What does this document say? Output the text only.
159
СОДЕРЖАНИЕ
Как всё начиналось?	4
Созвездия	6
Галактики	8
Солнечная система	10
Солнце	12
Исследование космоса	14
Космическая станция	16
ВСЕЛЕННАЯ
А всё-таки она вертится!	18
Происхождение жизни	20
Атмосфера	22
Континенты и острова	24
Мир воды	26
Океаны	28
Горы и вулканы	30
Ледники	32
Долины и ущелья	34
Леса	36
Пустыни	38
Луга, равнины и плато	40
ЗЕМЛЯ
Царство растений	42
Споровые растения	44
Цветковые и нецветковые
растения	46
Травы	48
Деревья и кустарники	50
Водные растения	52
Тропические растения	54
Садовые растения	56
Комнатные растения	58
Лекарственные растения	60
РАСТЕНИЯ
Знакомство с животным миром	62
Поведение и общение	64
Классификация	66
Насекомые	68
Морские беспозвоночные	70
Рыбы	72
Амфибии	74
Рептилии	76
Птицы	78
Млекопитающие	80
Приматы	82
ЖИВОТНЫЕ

--

- **WHAT YOU NEED TO DO**: Give the listing above again, word for word.

- **RESULT OF THIS TASK**:
What does this document say? Output the text only.
159
СОДЕРЖАНИЕ
Как всё начиналось?	4
Созвездия	6
Галактики	8
Солнечная система	10
Солнце	12
Исследование космоса	14
Космическая станция	16
ВСЕЛЕННАЯ
А всё-таки она вертится!	18
Происхождение жизни	20
Атмосфера	22
Континенты и острова	24
Мир воды	26
Океаны	28
Горы и вулканы	30
Ледники	32
Долины и ущелья	34
Леса	36
Пустыни	38
Луга, равнины и плато	40
ЗЕМЛЯ
Царство растений	42
Споровые растения	44
Цветковые и нецветковые
растения	46
Травы	48
Деревья и кустарники	50
Водные растения	52
Тропические растения	54
Садовые растения	56
Комнатные растения	58
Лекарственные растения	60
РАСТЕНИЯ
Знакомство с животным миром	62
Поведение и общение	64
Классификация	66
Насекомые	68
Морские беспозвоночные	70
Рыбы	72
Амфибии	74
Рептилии	76
Птицы	78
Млекопитающие	80
Приматы	82
ЖИВОТНЫЕ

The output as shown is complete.